== Short task ==
What follows is a set of records; repeat all of them exactly.

(begin)

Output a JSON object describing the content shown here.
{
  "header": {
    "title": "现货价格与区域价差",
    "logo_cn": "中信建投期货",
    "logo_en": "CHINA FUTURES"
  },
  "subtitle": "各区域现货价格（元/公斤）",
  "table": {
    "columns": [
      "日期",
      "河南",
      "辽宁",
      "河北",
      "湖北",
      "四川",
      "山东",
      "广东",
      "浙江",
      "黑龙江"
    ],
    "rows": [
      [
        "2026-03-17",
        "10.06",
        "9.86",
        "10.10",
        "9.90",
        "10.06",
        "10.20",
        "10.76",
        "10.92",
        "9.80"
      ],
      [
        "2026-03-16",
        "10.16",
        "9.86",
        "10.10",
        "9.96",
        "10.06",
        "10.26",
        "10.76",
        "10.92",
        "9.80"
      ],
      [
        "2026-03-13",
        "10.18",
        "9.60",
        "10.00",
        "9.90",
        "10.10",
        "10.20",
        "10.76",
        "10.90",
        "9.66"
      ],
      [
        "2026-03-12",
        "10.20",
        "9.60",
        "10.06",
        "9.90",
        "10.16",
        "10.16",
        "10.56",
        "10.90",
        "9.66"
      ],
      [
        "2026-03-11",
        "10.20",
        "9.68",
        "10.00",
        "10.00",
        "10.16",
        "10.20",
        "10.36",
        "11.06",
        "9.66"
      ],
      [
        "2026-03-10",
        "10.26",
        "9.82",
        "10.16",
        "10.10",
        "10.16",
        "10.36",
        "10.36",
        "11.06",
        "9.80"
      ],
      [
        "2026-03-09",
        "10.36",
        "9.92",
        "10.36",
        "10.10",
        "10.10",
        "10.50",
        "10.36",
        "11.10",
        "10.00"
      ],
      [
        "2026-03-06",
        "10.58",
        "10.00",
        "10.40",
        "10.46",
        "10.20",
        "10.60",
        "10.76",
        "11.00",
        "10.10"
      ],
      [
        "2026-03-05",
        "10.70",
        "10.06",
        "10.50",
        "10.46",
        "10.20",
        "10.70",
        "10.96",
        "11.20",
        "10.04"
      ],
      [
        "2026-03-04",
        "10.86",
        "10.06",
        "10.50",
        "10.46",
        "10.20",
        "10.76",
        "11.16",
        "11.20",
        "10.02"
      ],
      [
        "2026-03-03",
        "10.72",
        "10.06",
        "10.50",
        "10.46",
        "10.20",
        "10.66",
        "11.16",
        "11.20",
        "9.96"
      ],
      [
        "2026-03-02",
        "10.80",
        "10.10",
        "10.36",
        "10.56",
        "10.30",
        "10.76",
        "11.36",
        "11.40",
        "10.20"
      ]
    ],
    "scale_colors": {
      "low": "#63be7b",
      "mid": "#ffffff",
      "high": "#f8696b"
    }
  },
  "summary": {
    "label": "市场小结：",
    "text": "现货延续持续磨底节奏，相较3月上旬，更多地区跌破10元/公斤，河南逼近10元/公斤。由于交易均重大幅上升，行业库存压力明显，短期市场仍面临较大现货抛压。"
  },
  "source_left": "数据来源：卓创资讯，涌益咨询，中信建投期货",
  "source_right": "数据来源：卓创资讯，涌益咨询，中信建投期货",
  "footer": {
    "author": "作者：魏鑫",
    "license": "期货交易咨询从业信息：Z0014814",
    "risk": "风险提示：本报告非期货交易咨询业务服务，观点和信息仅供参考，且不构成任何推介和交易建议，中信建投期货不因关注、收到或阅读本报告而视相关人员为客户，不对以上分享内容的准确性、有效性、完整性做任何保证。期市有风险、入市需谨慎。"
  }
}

(end)

== Worked solution ==
Output a JSON object describing the content shown here.
{
  "header": {
    "title": "现货价格与区域价差",
    "logo_cn": "中信建投期货",
    "logo_en": "CHINA FUTURES"
  },
  "subtitle": "各区域现货价格（元/公斤）",
  "table": {
    "columns": [
      "日期",
      "河南",
      "辽宁",
      "河北",
      "湖北",
      "四川",
      "山东",
      "广东",
      "浙江",
      "黑龙江"
    ],
    "rows": [
      [
        "2026-03-17",
        "10.06",
        "9.86",
        "10.10",
        "9.90",
        "10.06",
        "10.20",
        "10.76",
        "10.92",
        "9.80"
      ],
      [
        "2026-03-16",
        "10.16",
        "9.86",
        "10.10",
        "9.96",
        "10.06",
        "10.26",
        "10.76",
        "10.92",
        "9.80"
      ],
      [
        "2026-03-13",
        "10.18",
        "9.60",
        "10.00",
        "9.90",
        "10.10",
        "10.20",
        "10.76",
        "10.90",
        "9.66"
      ],
      [
        "2026-03-12",
        "10.20",
        "9.60",
        "10.06",
        "9.90",
        "10.16",
        "10.16",
        "10.56",
        "10.90",
        "9.66"
      ],
      [
        "2026-03-11",
        "10.20",
        "9.68",
        "10.00",
        "10.00",
        "10.16",
        "10.20",
        "10.36",
        "11.06",
        "9.66"
      ],
      [
        "2026-03-10",
        "10.26",
        "9.82",
        "10.16",
        "10.10",
        "10.16",
        "10.36",
        "10.36",
        "11.06",
        "9.80"
      ],
      [
        "2026-03-09",
        "10.36",
        "9.92",
        "10.36",
        "10.10",
        "10.10",
        "10.50",
        "10.36",
        "11.10",
        "10.00"
      ],
      [
        "2026-03-06",
        "10.58",
        "10.00",
        "10.40",
        "10.46",
        "10.20",
        "10.60",
        "10.76",
        "11.00",
        "10.10"
      ],
      [
        "2026-03-05",
        "10.70",
        "10.06",
        "10.50",
        "10.46",
        "10.20",
        "10.70",
        "10.96",
        "11.20",
        "10.04"
      ],
      [
        "2026-03-04",
        "10.86",
        "10.06",
        "10.50",
        "10.46",
        "10.20",
        "10.76",
        "11.16",
        "11.20",
        "10.02"
      ],
      [
        "2026-03-03",
        "10.72",
        "10.06",
        "10.50",
        "10.46",
        "10.20",
        "10.66",
        "11.16",
        "11.20",
        "9.96"
      ],
      [
        "2026-03-02",
        "10.80",
        "10.10",
        "10.36",
        "10.56",
        "10.30",
        "10.76",
        "11.36",
        "11.40",
        "10.20"
      ]
    ],
    "scale_colors": {
      "low": "#63be7b",
      "mid": "#ffffff",
      "high": "#f8696b"
    }
  },
  "summary": {
    "label": "市场小结：",
    "text": "现货延续持续磨底节奏，相较3月上旬，更多地区跌破10元/公斤，河南逼近10元/公斤。由于交易均重大幅上升，行业库存压力明显，短期市场仍面临较大现货抛压。"
  },
  "source_left": "数据来源：卓创资讯，涌益咨询，中信建投期货",
  "source_right": "数据来源：卓创资讯，涌益咨询，中信建投期货",
  "footer": {
    "author": "作者：魏鑫",
    "license": "期货交易咨询从业信息：Z0014814",
    "risk": "风险提示：本报告非期货交易咨询业务服务，观点和信息仅供参考，且不构成任何推介和交易建议，中信建投期货不因关注、收到或阅读本报告而视相关人员为客户，不对以上分享内容的准确性、有效性、完整性做任何保证。期市有风险、入市需谨慎。"
  }
}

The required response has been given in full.